GIVEN EXERCISE: Only a number is wanted. Count the lines holding the string "JSON".
....
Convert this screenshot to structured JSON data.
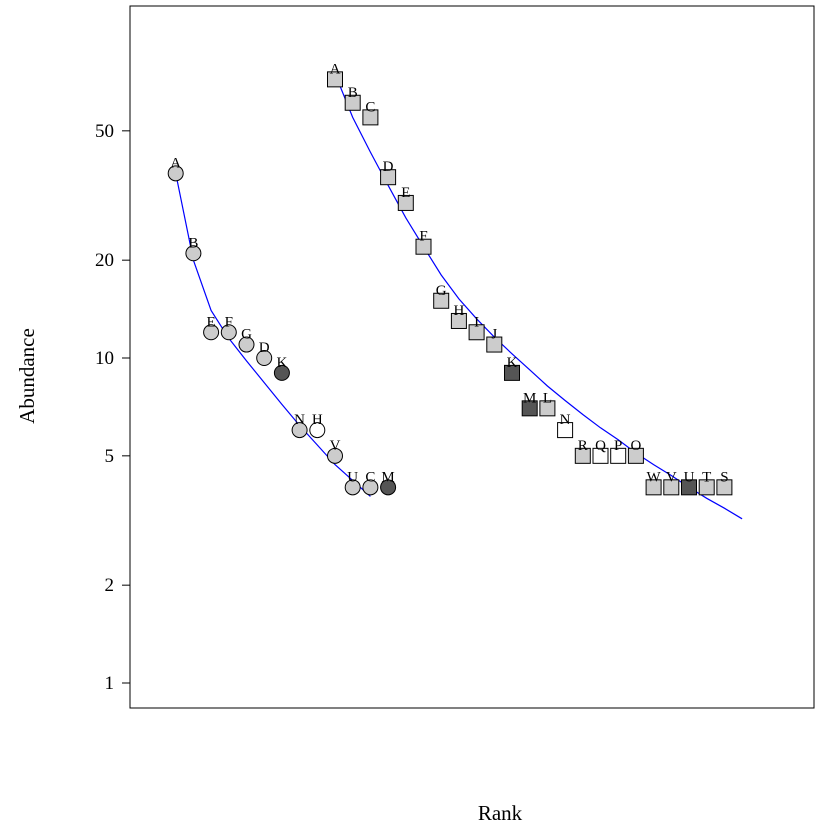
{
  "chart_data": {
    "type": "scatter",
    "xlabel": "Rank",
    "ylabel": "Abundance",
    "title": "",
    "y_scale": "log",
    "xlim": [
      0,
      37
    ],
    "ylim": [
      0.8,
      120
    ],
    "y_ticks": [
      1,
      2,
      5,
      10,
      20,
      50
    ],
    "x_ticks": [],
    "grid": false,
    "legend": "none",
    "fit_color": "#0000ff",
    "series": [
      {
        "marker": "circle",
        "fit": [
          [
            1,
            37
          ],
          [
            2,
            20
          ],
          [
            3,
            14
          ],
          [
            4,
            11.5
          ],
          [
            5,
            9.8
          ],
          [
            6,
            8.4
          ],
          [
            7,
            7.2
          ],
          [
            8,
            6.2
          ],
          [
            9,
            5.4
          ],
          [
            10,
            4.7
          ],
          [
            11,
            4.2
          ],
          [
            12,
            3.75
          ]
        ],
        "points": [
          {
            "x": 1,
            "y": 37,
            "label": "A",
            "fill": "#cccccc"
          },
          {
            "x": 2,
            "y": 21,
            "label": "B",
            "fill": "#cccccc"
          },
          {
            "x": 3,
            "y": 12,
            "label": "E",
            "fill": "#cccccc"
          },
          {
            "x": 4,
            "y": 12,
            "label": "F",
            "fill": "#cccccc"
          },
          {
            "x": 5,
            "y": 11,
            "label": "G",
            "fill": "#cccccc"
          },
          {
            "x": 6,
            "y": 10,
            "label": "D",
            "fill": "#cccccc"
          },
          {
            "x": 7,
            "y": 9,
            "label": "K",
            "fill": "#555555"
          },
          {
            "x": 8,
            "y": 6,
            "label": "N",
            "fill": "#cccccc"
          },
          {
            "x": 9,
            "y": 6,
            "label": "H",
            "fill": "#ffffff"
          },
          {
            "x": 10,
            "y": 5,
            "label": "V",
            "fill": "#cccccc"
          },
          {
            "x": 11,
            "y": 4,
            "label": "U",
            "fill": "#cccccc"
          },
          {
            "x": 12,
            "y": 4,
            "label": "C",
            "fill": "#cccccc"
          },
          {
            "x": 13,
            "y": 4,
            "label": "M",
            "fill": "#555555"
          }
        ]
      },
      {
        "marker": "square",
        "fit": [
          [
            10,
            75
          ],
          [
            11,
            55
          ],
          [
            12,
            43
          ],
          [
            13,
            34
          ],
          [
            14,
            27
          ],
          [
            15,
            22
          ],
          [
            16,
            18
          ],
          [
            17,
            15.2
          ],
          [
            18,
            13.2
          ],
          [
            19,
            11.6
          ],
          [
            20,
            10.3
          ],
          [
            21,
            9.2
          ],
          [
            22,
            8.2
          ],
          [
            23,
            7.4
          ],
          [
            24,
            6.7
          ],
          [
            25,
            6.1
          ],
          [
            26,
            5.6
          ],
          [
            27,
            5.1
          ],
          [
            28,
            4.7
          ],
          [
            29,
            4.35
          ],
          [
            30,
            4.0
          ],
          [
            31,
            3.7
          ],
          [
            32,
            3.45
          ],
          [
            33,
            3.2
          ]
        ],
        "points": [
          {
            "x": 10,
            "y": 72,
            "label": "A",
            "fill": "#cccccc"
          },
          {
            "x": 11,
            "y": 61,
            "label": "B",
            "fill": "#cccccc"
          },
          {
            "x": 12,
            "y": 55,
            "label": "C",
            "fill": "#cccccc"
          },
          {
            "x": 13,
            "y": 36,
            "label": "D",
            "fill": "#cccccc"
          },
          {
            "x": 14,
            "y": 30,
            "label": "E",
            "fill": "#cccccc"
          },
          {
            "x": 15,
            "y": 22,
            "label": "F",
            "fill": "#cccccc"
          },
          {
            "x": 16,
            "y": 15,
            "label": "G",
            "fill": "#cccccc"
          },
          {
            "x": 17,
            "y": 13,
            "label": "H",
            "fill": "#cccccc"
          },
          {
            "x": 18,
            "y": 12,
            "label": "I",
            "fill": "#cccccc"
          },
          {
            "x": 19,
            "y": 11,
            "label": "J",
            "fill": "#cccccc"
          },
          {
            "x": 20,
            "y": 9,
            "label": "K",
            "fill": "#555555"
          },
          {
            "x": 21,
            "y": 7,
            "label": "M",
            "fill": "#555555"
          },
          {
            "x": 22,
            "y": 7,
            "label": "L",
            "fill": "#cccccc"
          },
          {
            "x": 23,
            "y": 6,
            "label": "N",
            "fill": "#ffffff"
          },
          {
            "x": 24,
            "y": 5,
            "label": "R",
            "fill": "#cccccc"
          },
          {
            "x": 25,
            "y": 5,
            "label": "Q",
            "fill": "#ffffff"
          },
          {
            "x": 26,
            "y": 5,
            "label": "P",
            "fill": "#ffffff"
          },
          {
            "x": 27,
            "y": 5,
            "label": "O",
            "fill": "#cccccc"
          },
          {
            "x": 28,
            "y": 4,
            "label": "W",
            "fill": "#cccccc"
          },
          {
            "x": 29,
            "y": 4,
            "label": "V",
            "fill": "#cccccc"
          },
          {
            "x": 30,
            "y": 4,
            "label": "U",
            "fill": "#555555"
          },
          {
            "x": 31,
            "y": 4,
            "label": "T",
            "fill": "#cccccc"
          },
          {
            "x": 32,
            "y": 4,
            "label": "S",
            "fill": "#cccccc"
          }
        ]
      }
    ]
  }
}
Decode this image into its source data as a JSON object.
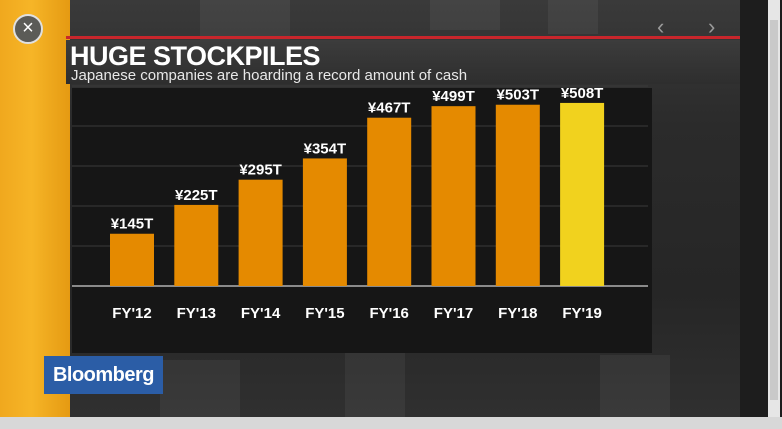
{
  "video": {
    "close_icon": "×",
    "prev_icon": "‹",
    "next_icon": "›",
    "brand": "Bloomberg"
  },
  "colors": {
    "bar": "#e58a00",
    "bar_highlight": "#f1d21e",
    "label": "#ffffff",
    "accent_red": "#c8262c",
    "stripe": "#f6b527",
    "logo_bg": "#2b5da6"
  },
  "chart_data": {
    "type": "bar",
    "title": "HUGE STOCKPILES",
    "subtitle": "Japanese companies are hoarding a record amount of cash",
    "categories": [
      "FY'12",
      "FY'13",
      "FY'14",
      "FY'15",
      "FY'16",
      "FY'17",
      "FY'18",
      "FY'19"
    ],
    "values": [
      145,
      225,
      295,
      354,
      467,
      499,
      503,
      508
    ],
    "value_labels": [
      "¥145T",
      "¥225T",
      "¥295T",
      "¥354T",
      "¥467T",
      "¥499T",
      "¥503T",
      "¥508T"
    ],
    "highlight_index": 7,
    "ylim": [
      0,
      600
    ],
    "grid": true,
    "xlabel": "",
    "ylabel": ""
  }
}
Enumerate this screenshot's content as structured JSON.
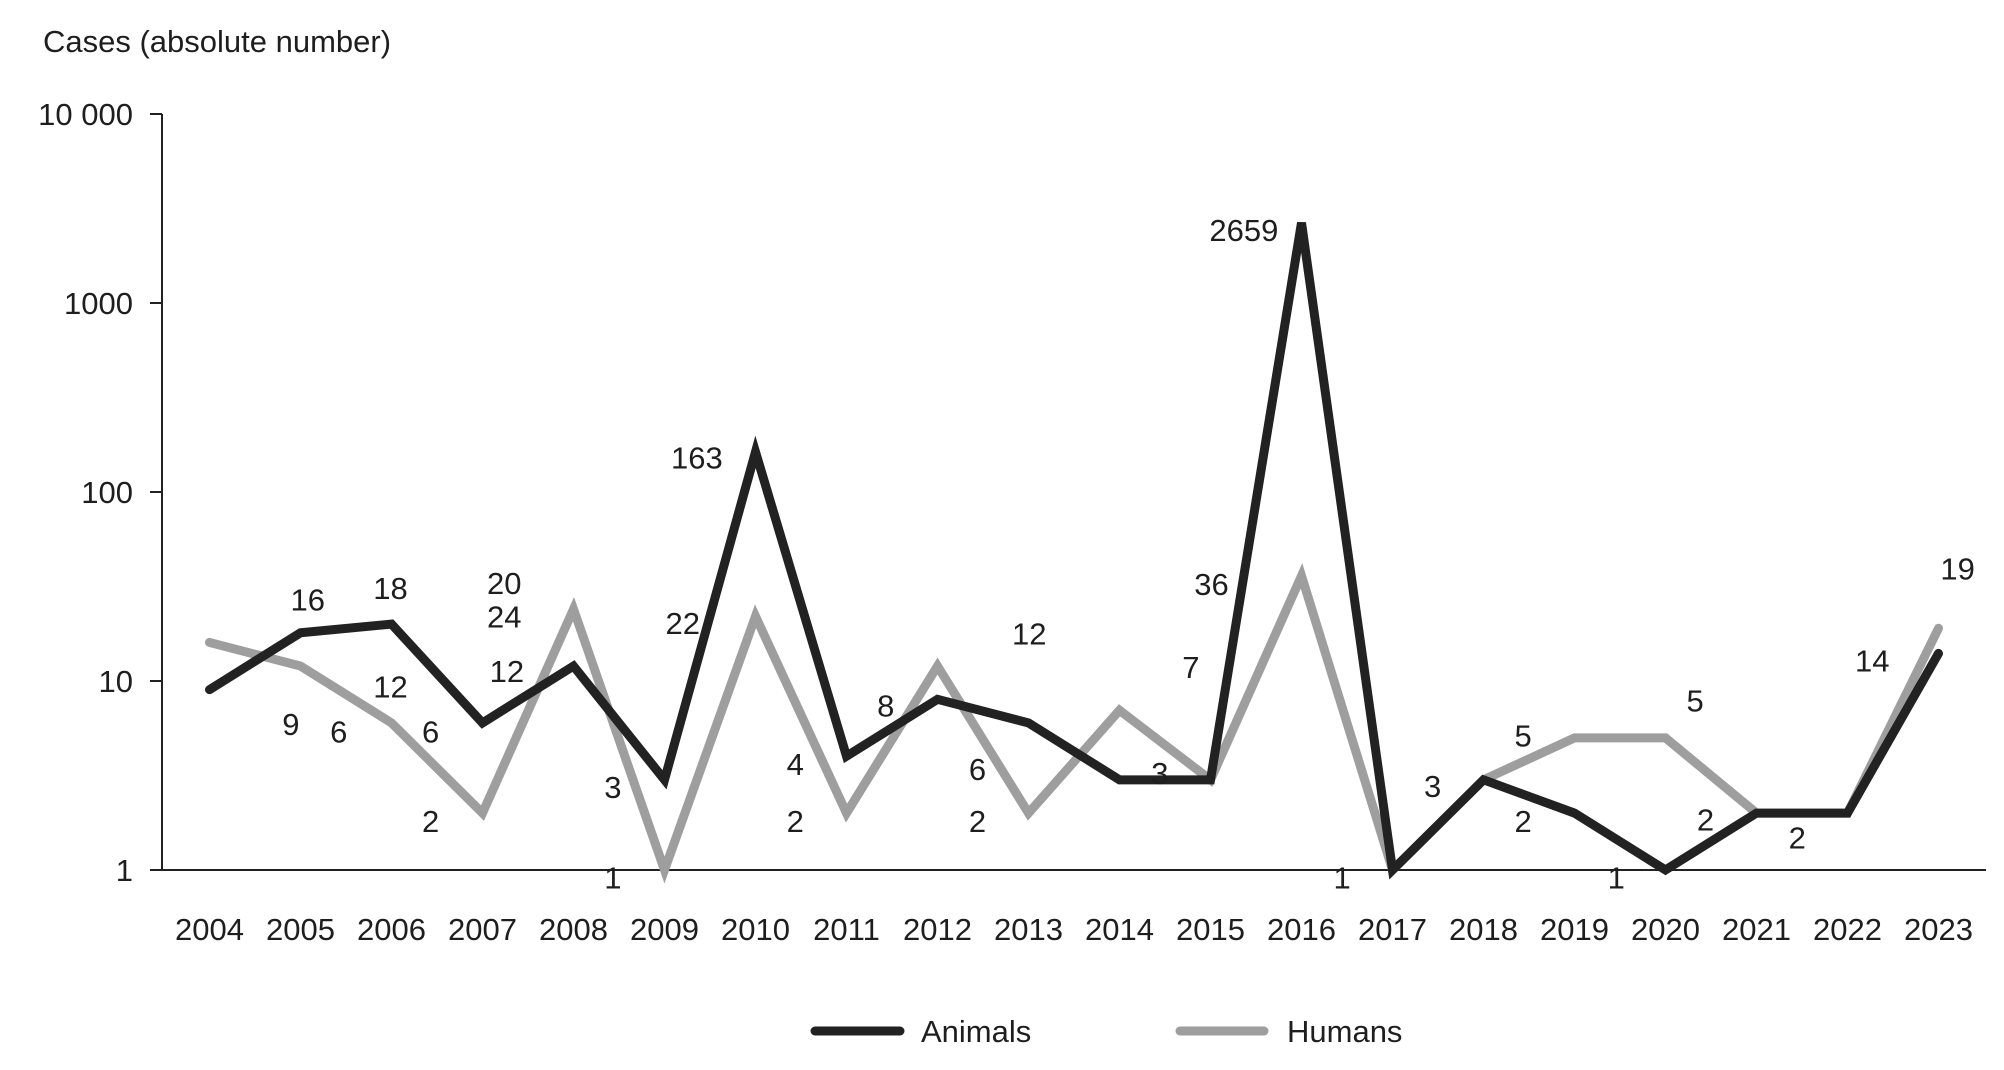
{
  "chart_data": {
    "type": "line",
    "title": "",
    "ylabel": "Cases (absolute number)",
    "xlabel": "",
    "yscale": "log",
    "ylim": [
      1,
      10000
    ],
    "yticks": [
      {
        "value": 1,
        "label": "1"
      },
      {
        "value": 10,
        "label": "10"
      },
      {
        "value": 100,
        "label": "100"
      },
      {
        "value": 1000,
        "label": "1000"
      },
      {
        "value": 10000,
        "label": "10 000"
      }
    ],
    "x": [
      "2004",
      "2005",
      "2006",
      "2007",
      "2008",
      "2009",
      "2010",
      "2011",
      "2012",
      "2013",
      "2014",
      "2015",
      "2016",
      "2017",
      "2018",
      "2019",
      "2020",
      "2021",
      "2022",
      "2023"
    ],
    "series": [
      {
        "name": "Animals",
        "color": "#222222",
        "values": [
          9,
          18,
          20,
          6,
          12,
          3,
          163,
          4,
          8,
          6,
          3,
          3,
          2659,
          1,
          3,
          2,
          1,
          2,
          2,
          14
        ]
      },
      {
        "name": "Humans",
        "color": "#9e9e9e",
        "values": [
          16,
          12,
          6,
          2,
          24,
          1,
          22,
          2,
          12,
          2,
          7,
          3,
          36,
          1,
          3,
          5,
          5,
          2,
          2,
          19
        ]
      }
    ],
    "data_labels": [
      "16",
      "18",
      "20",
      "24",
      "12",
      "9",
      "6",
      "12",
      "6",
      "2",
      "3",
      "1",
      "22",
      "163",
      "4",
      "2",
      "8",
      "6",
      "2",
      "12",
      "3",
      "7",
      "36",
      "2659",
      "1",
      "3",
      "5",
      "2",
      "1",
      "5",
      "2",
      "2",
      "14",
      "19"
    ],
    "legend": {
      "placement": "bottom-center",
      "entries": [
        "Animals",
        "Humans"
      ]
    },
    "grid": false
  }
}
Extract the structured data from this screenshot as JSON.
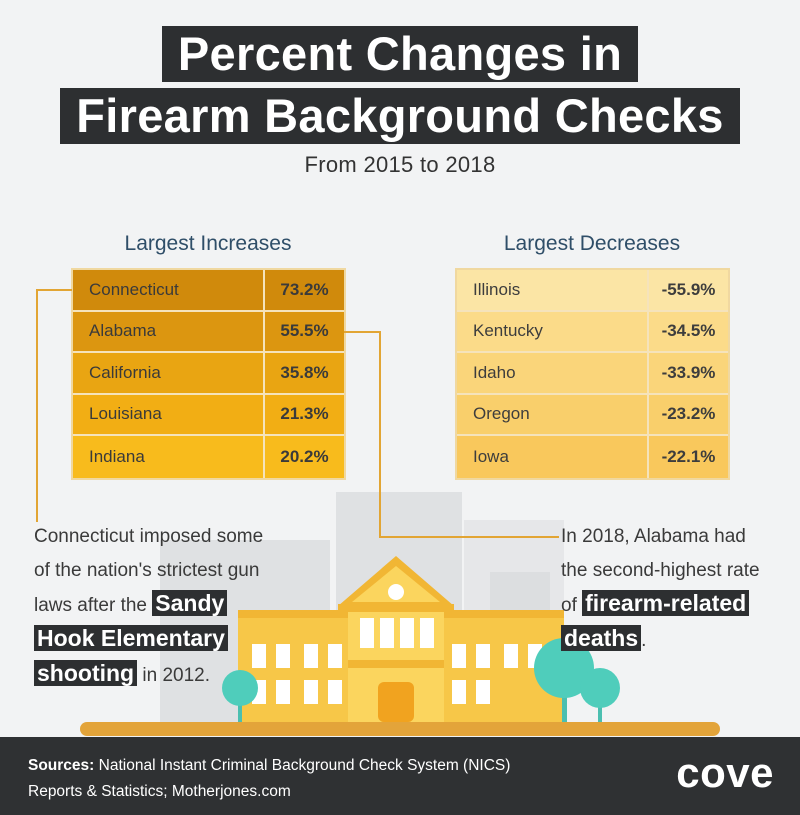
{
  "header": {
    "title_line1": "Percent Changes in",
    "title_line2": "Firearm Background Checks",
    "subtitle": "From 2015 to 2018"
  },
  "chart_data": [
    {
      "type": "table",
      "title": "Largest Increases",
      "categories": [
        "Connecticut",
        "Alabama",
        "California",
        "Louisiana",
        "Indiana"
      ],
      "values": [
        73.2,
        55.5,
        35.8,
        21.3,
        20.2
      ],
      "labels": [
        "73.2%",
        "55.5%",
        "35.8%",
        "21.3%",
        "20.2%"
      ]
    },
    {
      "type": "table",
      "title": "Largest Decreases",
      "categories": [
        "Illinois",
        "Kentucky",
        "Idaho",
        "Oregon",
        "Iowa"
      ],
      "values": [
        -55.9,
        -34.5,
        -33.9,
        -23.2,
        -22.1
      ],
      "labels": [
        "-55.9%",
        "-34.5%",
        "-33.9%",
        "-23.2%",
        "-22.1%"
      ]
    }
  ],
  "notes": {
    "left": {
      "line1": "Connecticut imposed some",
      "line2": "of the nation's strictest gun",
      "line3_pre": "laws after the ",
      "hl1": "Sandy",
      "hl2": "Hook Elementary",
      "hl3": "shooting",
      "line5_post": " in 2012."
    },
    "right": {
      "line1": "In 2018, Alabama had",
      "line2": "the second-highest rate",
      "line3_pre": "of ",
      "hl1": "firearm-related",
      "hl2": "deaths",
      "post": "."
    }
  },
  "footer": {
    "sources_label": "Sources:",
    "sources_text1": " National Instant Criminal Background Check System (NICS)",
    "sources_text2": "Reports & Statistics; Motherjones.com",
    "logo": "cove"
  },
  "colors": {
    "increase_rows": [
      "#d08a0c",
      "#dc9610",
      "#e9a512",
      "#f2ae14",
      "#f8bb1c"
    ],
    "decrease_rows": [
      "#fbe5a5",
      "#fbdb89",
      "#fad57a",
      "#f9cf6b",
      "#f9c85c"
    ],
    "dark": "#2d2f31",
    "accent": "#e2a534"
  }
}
....
WRITTEN ANSWER: 4